**Short task**.
Output all of the entries below precisely as written.
>>
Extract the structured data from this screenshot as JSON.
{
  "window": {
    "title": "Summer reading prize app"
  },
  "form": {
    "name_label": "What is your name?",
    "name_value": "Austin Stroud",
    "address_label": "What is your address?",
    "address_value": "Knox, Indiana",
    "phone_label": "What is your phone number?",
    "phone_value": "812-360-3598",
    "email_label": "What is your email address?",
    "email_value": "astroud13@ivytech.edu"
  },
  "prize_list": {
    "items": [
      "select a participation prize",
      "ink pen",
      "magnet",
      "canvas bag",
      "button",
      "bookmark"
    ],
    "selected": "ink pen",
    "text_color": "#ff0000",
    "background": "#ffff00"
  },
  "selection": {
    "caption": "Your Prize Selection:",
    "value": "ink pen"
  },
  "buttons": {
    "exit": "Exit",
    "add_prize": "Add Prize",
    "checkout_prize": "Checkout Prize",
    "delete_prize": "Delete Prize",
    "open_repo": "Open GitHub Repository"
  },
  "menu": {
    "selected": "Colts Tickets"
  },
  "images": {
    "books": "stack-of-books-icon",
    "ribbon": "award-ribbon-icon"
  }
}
<<
**Exercise answer**.
Extract the structured data from this screenshot as JSON.
{
  "window": {
    "title": "Summer reading prize app"
  },
  "form": {
    "name_label": "What is your name?",
    "name_value": "Austin Stroud",
    "address_label": "What is your address?",
    "address_value": "Knox, Indiana",
    "phone_label": "What is your phone number?",
    "phone_value": "812-360-3598",
    "email_label": "What is your email address?",
    "email_value": "astroud13@ivytech.edu"
  },
  "prize_list": {
    "items": [
      "select a participation prize",
      "ink pen",
      "magnet",
      "canvas bag",
      "button",
      "bookmark"
    ],
    "selected": "ink pen",
    "text_color": "#ff0000",
    "background": "#ffff00"
  },
  "selection": {
    "caption": "Your Prize Selection:",
    "value": "ink pen"
  },
  "buttons": {
    "exit": "Exit",
    "add_prize": "Add Prize",
    "checkout_prize": "Checkout Prize",
    "delete_prize": "Delete Prize",
    "open_repo": "Open GitHub Repository"
  },
  "menu": {
    "selected": "Colts Tickets"
  },
  "images": {
    "books": "stack-of-books-icon",
    "ribbon": "award-ribbon-icon"
  }
}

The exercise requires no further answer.